Stated goal ::
List all lines in the material below that contain "돌아보라".

Extracted records
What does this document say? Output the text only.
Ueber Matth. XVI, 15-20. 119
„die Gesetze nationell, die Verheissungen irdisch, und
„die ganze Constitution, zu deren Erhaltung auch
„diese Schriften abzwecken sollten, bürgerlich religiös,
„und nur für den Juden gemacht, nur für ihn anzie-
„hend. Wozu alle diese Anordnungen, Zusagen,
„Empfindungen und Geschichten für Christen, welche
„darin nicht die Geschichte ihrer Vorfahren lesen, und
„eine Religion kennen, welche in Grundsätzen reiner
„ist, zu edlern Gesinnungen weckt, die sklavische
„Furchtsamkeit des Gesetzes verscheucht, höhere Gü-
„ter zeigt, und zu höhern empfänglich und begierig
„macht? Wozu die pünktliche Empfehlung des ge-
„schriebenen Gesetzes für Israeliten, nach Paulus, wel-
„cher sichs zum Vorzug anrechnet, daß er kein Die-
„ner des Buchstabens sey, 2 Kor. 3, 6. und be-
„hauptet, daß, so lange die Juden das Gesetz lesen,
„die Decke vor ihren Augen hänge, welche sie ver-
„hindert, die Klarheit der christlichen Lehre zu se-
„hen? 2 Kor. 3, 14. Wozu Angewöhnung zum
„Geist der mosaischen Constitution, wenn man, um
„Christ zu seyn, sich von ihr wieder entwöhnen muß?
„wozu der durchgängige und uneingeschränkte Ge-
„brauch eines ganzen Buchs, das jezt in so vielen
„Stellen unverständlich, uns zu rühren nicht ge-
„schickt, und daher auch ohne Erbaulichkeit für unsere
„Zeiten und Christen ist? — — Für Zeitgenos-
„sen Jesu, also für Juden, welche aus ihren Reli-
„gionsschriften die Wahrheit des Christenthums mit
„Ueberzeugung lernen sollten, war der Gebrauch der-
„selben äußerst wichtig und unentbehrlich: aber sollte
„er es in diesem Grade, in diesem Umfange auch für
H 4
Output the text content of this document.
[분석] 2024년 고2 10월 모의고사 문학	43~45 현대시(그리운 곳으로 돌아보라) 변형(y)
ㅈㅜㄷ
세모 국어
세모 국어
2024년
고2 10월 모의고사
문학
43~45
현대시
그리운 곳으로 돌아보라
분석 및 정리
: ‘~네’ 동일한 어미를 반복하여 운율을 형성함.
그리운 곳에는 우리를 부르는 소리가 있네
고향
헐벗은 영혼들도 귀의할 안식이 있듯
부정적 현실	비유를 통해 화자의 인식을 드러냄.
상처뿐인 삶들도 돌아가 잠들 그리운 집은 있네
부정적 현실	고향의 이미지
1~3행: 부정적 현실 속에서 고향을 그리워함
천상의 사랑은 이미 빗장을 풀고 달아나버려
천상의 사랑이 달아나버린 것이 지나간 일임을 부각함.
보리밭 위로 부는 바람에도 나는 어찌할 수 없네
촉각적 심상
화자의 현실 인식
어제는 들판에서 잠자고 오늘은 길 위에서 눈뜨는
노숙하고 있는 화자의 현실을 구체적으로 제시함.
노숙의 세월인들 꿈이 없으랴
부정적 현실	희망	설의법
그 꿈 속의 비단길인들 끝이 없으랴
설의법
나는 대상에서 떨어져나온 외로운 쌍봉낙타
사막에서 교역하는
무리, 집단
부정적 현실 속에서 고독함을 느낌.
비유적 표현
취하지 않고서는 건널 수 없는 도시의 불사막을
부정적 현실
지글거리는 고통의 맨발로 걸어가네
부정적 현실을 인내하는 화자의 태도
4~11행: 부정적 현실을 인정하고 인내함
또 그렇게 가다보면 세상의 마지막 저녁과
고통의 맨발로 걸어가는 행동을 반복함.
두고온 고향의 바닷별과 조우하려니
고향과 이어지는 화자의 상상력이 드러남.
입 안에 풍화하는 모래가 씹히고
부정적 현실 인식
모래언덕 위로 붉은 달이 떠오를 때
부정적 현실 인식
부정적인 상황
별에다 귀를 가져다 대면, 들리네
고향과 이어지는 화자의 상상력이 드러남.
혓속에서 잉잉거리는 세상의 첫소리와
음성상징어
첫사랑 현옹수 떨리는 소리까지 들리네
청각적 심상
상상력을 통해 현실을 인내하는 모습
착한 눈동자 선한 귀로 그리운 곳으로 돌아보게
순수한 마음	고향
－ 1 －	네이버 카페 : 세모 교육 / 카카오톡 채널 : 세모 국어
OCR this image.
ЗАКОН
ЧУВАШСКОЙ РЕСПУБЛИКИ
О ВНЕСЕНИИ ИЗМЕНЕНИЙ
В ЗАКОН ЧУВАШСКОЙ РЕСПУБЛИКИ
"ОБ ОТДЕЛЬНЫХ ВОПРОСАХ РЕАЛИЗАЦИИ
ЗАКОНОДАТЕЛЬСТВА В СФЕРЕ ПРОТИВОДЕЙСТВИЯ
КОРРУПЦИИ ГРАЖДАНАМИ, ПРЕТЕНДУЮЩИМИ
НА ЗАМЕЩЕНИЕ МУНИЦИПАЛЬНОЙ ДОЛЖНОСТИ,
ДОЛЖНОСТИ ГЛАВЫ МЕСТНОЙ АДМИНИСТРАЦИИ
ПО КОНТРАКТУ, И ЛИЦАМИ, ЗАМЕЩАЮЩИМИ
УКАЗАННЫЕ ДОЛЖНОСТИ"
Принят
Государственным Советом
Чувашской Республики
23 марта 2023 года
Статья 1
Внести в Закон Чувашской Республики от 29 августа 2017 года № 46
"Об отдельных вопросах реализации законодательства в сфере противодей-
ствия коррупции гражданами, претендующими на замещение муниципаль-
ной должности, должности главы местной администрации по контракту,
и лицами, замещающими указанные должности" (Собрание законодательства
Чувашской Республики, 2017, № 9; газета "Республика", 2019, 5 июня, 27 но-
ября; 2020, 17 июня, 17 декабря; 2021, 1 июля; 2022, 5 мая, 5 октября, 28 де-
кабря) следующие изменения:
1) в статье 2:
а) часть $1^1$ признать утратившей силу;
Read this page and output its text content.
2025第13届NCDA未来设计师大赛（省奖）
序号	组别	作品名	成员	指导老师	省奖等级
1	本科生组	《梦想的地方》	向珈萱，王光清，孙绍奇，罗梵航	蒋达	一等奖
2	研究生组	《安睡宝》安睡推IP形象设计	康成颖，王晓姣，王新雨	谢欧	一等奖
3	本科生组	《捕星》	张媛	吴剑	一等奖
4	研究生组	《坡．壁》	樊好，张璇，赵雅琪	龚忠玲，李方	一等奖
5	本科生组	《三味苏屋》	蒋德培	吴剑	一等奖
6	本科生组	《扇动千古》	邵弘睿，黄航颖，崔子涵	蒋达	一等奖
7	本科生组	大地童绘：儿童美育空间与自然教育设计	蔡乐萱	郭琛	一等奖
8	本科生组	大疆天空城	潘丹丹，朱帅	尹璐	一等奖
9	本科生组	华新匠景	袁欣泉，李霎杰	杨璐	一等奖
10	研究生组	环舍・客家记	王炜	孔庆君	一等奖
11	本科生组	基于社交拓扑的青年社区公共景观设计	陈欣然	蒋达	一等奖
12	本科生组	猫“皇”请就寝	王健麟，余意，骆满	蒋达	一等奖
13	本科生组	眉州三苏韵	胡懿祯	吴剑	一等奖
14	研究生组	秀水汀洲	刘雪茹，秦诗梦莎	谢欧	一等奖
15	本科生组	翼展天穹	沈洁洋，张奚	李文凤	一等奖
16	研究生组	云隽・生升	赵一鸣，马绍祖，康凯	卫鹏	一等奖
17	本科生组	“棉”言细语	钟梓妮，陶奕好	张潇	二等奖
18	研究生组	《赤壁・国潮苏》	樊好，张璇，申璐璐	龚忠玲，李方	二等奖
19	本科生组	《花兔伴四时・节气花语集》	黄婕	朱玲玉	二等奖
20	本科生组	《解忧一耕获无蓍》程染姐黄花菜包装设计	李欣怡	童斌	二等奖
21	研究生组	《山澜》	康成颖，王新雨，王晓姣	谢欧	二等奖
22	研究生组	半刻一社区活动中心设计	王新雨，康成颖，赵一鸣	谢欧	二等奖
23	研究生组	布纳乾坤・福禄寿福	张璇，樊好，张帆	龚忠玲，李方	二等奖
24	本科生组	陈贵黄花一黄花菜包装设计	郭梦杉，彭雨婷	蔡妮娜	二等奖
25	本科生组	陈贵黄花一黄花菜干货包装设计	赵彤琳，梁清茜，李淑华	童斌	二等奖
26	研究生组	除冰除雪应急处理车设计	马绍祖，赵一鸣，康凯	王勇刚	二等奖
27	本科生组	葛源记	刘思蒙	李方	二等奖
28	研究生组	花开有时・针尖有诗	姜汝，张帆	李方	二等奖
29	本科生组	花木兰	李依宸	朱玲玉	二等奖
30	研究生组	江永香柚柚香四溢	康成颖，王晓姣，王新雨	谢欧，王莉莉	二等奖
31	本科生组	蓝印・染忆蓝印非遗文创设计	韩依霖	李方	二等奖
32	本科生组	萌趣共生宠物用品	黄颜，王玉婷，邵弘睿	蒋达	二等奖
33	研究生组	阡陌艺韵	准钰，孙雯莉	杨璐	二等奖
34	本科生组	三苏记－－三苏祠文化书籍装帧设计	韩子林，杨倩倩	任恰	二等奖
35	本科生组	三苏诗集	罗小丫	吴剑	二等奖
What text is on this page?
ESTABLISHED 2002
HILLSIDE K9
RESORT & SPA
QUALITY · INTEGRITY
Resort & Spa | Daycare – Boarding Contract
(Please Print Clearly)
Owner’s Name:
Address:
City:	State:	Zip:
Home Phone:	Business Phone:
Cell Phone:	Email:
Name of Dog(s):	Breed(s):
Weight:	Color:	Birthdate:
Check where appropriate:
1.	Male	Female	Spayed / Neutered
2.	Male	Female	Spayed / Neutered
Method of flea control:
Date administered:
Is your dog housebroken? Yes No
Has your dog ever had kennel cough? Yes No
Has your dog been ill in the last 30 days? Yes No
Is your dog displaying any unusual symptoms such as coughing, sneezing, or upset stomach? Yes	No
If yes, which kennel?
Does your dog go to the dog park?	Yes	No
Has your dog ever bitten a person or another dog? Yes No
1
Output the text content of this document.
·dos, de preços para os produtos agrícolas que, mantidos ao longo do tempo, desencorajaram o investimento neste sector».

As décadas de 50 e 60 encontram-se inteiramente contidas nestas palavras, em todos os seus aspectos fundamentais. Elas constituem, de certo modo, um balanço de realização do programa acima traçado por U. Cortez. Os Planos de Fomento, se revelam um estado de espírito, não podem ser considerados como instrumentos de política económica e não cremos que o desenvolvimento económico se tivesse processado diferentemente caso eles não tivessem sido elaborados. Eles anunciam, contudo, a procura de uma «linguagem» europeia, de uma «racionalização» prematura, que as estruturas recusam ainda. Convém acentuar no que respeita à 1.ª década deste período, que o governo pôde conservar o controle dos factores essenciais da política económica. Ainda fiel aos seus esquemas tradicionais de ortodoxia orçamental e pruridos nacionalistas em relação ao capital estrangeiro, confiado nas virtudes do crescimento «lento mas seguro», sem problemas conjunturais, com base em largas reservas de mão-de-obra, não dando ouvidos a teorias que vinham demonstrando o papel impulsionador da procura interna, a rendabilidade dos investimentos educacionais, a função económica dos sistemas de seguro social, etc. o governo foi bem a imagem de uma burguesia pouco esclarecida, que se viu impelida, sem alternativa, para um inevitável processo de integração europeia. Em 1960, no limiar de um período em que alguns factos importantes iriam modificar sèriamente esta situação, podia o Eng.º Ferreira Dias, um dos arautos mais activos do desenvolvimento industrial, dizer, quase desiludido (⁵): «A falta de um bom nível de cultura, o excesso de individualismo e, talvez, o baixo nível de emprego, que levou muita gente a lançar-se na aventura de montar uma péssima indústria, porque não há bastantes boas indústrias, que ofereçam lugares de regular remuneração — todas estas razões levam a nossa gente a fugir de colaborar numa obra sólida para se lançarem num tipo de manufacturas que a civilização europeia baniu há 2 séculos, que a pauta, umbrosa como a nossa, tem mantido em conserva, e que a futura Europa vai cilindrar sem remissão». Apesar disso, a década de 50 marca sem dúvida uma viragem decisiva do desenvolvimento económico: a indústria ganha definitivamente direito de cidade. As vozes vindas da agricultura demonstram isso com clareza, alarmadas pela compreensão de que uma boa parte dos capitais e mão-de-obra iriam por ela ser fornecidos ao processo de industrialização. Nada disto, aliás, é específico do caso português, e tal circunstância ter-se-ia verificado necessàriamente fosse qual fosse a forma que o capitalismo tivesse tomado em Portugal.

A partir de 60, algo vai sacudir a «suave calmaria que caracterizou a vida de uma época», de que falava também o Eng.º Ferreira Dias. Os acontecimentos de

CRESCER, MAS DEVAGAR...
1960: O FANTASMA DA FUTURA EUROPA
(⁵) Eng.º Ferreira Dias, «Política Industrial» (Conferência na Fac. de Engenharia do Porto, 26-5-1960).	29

Response to this exercise ::
[분석] 2024년 고2 10월 모의고사 문학	43~45 현대시(그리운 곳으로 돌아보라) 변형(y)
그리운 곳으로 돌아보라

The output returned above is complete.